The problem: Return the passage of the token economics guide starting at "What is Token" and ending at "MIT Cryptoeconomics Lab.", copied word for word.

Text provided:
Decentralised News Logo
Guides

Token Economics Explained Simply

A Guide to Token Engineering & Token Economic Models

What is Token Economics?

Token economics or token engineering involves studying economic models and token distributions of projects in the cryptocurrency market. Economic theories that are used within blockchain-enabled applications are generally referred to as cryptoeconomics. 

Popular Definitions of Cryptoeconomics

According to the University of Berkeley, the study of the incentives that secure blockchain systems is what is known as cryptoeconomics. Cryptoeconomics take into account the cost of verification and the cost of networking according to the MIT Cryptoeconomics Lab.

According to co-founder of Ethereum, Vitalik Buterin, cryptoeconomics involves ‘building systems that have certain desired properties; using cryptography to prove properties about messages that happened in the past; and using economic incentives defined inside the system to encourage desired properties to hold into the future’. A lead Ethereum developer Vlad Zamfir defined cryptoeconomics as a practical science that focuses on the design and characterization of protocols that govern the production, distribution, and consumption of goods and services in a decentralized digital economy.’

Token Economy Considerations 

Blockchain technology is important for powering token-based ecosystems since it makes it possible for platform owners to commit to predetermined rules of token supply.

Tokens make it possible for users to transact with each other and access a pool of dispersed participants for their effort and resources in order to improve platform productivity. Since the participants are able to sell tokens to users, the amount of resources a platform can raise through token payment depends on the users’ valuation of tokens. By shifting ownership and control of a platform from initial equity holders to users through tokenization, users can be better protected.

In a continuous-time economy, there are three types of agents – platform owners, contributors, and a unit measure of users. The owners generally design the platform’s protocol. Contributors then devote efforts and resources that are required for the operation and continuing development of the platform. Users are the ones who then conduct peer-to-peer transactions and realize trade surpluses on the platform. A generic consumption good typically serves as the numeraire – this could be in the form of the platform’s native token. 

Token distribution can sometimes come at the expense of limiting the powers of any creators/owners who would typically subsidize user participation to maximize the platform’s network effect. The success of online platforms depends heavily on network effects that is why traditional platforms typically allocate substantial resources to subsidize user participation in order that they are able to acquire a large user base. 

For any crypto asset to have value, incentives are necessary for creating token ownership demand which consequently creates demand for the particular crypto asset and may lead to price appreciation.

The dynamics of token price is directly linked to that of token supply. Optimal token demand and supply, as well as token market clearing mechanisms are important considerations when creating a token economic model. To have an effective dynamic token allocation strategy, the key is to understand the implications of the approach on user base dynamics, endogenous platform growth, and the dynamics of token price.

Collected material:
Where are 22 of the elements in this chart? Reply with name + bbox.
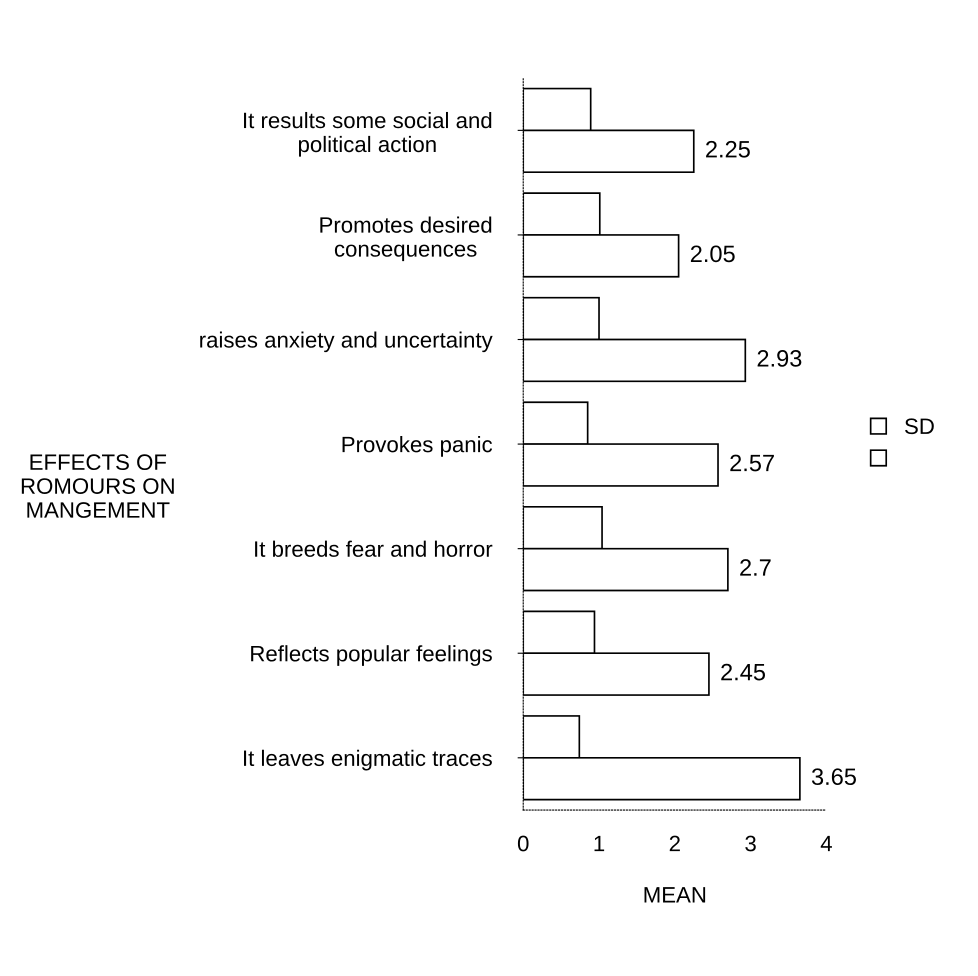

Final result:
What is Token Economics?

Token economics or token engineering involves studying economic models and token distributions of projects in the cryptocurrency market. Economic theories that are used within blockchain-enabled applications are generally referred to as cryptoeconomics. 

Popular Definitions of Cryptoeconomics

According to the University of Berkeley, the study of the incentives that secure blockchain systems is what is known as cryptoeconomics. Cryptoeconomics take into account the cost of verification and the cost of networking according to the MIT Cryptoeconomics Lab.